**Extrait à lire**.
▬▬▬

Nouvelle règle n° 2 : assimiler (se concentrer)
Les introvertis et les centrovertis se sentent souvent mal à l’aise quand il s’agit de parler d’eux-mêmes. Ils sont d’avis que bien des questions sont des affaires personnelles. Il leur semblerait impensable d’entamer une relation en évoquant toutes leurs qualités. Pourtant, quand ils carburent à plein régime, les introvertis peuvent apprendre énormément de choses au sujet des personnes qu’ils viennent de rencontrer. L’assimilation de l’information leur permet d’établir des relations profondes et durables, tout en passant moins de temps à se faire valoir.
Notes de terrain : Les eaux calmes sont profondes
J’ai fait la connaissance de Luc à l’occasion d’un séminaire sur le leadership que j’animais pour 70 avocats. Le séminaire avait lieu dans un centre de villégiature luxueux situé au bord d’un lac. Durant le dîner d’ouverture, qui était servi à de grandes tables de banquet, Luc s’est montré tranquille et réservé.
Le matin du deuxième jour, la réunion devait se dérouler à l’extérieur. Comme elle exigeait un travail de préparation important, je suis arrivée tôt sur les lieux. Luc était le premier participant à se présenter — une bonne demi-heure avant le début du programme. Il a proposé de m’aider et s’y est mis avec entrain.
Je lui ai demandé ce qu’il avait fait la veille après le dîner. Un peu embarrassé, il m’a dit qu’il s’était assis près du lac et qu’il avait regardé l’eau. Comme s’il s’excusait, il m’a confié ceci : « Parfois, j’aime m’asseoir et regarder, tout simplement, le paysage. » Il a précisé que les échanges de banalités l’épuisaient et qu’il préférait passer seul les pauses entre les séances. S’il s’était présenté tôt ce matin-là, m’a-t-il dit, c’est qu’il avait pris son petit-déjeuner avant l’arrivée des autres. Il voulait se ménager un moment seul avec son journal, sans être dérangé par des collègues bien intentionnés qui viendraient se joindre à lui.
Devenu plutôt loquace, Luc m’a expliqué que les gens devaient sans doute le trouver quelconque à première vue. Pourtant, il était clair, d’après notre conversation, qu’il était profond, perspicace et doté d’un bon sens de l’humour. J’ai appris par la suite que ces qualités avaient contribué à son succès professionnel. Luc était à la tête d’une équipe de cinq avocats et occupait une position de leadership enviée.

▬▬▬

**La consigne**. Dans l'extrait sur les introvertis, recopiez le passage qui débute aux mots « Devenu plutôt loquace, Luc » et s'arrête après « de leadership enviée. ».

Listes de positions des éléments:
▬▬▬

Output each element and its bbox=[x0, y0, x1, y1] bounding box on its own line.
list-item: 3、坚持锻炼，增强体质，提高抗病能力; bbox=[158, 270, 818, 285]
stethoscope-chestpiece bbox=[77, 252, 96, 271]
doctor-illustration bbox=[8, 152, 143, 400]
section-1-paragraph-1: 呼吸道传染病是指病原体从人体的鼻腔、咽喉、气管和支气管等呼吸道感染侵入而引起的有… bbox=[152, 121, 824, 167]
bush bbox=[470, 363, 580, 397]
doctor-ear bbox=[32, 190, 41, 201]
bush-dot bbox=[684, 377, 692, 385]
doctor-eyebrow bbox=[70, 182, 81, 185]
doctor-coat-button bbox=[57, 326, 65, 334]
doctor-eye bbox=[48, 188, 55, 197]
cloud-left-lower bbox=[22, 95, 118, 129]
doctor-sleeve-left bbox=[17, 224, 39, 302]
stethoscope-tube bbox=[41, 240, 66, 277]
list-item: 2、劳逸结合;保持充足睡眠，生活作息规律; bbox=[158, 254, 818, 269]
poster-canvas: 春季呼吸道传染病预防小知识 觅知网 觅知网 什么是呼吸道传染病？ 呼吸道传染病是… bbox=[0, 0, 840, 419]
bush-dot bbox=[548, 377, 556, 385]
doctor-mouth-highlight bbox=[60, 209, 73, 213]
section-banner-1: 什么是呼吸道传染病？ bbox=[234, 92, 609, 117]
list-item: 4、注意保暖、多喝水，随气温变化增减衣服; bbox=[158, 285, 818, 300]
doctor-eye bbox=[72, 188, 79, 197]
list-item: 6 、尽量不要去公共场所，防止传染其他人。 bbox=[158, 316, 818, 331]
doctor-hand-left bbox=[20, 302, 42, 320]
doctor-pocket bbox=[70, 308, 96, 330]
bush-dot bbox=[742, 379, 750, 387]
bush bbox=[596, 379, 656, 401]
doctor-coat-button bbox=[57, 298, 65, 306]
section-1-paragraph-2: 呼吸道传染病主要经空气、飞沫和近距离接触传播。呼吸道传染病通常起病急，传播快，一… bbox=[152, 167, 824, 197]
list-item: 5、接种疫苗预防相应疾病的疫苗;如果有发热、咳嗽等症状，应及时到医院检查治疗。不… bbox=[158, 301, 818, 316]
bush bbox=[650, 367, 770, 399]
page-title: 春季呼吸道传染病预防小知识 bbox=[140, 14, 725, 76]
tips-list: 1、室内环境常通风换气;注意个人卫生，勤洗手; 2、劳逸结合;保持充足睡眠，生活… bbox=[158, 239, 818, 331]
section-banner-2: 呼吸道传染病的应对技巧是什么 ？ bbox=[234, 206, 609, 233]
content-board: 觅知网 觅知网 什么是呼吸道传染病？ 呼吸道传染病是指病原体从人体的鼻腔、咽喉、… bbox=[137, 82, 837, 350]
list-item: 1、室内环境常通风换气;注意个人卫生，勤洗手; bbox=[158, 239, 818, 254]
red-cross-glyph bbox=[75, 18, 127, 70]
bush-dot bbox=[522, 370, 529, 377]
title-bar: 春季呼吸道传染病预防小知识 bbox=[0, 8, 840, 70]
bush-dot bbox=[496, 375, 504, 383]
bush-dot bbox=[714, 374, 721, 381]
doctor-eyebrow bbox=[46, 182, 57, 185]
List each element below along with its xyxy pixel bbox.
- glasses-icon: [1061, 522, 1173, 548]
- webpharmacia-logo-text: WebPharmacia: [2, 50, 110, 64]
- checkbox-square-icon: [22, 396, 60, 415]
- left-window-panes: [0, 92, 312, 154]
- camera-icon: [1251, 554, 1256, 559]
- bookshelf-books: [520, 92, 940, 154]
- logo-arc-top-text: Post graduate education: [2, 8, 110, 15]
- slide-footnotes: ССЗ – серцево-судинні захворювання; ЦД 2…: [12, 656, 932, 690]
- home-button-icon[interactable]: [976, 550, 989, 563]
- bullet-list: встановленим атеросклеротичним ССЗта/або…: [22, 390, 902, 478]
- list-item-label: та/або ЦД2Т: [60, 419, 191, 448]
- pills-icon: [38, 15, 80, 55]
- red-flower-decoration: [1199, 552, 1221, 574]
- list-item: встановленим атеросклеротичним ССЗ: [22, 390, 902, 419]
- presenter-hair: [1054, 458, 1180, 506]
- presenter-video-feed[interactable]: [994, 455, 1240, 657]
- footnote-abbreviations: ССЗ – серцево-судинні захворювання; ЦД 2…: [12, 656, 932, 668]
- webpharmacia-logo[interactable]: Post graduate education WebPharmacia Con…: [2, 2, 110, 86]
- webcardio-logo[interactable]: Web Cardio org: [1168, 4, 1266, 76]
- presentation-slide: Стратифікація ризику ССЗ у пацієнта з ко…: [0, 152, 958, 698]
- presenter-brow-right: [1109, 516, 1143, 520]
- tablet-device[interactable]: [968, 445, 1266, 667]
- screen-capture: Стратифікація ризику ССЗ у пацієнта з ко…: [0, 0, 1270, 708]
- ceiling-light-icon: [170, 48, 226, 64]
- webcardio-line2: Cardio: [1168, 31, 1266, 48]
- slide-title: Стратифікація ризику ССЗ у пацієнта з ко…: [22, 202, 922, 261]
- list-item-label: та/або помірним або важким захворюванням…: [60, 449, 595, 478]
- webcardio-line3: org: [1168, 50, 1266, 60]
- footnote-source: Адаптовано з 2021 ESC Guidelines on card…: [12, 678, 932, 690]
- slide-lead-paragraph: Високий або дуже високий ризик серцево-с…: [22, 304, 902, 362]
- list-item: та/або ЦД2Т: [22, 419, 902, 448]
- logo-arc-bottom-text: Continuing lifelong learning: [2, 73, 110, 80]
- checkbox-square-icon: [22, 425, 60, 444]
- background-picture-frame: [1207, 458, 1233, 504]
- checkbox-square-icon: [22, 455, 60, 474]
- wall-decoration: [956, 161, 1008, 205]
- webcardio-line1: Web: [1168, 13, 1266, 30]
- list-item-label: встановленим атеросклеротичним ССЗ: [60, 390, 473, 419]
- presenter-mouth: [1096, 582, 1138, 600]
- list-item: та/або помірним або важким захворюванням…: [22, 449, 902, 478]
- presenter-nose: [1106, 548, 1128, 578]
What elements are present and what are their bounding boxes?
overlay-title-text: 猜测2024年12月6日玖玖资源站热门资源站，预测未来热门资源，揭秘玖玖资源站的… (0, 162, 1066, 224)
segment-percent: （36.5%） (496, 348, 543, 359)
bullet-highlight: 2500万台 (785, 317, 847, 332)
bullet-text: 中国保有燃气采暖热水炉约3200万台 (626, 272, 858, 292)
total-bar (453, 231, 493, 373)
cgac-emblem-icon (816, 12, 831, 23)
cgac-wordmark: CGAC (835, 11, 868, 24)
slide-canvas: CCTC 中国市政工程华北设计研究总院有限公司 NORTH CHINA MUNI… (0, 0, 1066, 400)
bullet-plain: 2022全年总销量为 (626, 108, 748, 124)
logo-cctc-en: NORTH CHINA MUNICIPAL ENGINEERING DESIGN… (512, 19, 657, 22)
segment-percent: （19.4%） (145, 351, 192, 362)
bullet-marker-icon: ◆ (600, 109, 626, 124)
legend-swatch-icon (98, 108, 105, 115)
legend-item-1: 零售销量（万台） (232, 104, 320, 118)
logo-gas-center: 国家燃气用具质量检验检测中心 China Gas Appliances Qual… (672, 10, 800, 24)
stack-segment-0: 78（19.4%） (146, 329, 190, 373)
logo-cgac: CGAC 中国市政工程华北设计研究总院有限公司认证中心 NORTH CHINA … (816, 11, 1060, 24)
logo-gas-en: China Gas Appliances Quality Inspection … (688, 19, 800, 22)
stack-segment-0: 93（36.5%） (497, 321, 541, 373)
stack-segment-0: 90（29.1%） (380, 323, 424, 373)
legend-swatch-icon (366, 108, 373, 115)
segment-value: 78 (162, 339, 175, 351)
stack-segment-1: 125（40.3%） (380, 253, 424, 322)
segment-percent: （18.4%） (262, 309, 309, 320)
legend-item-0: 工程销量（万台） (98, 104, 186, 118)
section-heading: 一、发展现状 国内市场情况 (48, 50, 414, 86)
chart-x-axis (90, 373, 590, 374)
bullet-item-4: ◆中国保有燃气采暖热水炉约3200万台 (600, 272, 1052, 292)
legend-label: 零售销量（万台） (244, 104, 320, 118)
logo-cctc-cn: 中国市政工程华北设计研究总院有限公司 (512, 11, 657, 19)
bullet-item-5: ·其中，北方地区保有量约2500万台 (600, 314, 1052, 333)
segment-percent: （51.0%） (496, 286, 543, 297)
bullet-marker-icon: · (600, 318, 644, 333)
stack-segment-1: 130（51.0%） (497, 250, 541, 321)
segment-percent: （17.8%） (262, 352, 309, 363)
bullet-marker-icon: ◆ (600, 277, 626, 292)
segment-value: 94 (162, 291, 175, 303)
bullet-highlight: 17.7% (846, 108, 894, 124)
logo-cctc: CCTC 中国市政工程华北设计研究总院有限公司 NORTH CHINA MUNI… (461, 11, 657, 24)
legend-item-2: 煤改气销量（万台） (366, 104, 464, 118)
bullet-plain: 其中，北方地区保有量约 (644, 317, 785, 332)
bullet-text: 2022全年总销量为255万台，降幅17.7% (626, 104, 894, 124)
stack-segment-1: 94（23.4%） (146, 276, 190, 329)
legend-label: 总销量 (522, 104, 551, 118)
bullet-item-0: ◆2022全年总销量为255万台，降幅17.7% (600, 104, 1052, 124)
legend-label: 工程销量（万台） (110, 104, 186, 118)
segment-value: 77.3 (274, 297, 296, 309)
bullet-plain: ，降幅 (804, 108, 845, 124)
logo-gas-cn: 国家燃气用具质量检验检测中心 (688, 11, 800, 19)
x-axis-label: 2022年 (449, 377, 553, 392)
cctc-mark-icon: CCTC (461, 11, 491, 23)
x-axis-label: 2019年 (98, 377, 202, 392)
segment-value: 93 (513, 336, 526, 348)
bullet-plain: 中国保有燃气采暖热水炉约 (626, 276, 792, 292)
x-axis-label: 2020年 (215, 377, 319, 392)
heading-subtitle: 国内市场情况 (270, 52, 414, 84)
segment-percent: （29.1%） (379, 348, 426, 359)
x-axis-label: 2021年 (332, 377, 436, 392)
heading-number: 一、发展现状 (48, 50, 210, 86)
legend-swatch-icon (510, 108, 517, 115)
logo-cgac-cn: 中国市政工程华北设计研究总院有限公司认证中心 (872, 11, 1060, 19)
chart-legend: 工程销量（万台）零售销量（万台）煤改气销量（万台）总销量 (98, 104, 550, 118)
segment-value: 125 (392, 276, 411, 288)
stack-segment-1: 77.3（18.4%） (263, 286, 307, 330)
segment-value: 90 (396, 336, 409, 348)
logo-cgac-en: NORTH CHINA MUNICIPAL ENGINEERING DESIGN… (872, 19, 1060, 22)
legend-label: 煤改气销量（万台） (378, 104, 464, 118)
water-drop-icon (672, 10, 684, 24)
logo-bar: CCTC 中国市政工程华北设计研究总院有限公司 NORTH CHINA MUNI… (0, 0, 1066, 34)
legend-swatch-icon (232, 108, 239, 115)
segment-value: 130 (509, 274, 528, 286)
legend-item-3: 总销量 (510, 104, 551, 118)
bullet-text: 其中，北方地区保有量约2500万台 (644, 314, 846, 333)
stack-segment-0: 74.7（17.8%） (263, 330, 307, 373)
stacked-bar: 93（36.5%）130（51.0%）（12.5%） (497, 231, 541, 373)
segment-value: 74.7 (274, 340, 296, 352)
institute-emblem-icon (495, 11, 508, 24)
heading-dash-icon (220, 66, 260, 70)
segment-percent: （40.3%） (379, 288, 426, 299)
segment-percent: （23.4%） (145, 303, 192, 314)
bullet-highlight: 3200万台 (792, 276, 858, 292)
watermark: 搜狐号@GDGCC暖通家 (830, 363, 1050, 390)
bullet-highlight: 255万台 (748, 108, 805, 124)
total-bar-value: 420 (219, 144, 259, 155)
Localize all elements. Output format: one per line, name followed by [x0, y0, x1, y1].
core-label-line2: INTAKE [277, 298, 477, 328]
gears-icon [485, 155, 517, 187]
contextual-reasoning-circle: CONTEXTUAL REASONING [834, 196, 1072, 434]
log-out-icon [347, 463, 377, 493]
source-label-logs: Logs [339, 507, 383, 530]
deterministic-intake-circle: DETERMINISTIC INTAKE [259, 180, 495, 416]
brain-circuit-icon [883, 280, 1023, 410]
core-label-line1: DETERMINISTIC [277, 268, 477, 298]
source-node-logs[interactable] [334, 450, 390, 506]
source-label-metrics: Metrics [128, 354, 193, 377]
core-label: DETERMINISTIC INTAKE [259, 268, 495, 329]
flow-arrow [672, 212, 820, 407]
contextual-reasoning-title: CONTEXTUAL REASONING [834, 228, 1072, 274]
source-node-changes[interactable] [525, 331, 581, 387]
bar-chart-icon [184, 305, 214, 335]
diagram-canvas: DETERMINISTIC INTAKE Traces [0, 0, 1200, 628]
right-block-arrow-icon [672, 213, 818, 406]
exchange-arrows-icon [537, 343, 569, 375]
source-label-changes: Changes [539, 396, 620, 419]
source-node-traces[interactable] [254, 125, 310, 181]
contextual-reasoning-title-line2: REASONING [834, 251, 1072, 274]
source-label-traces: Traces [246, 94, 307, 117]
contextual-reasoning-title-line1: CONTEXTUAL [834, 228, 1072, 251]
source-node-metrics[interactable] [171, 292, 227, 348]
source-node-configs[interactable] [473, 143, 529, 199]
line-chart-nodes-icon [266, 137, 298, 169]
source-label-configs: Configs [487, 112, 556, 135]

▬▬▬

**Réponse attendue**.
Devenu plutôt loquace, Luc m’a expliqué que les gens devaient sans doute le trouver quelconque à première vue. Pourtant, il était clair, d’après notre conversation, qu’il était profond, perspicace et doté d’un bon sens de l’humour. J’ai appris par la suite que ces qualités avaient contribué à son succès professionnel. Luc était à la tête d’une équipe de cinq avocats et occupait une position de leadership enviée.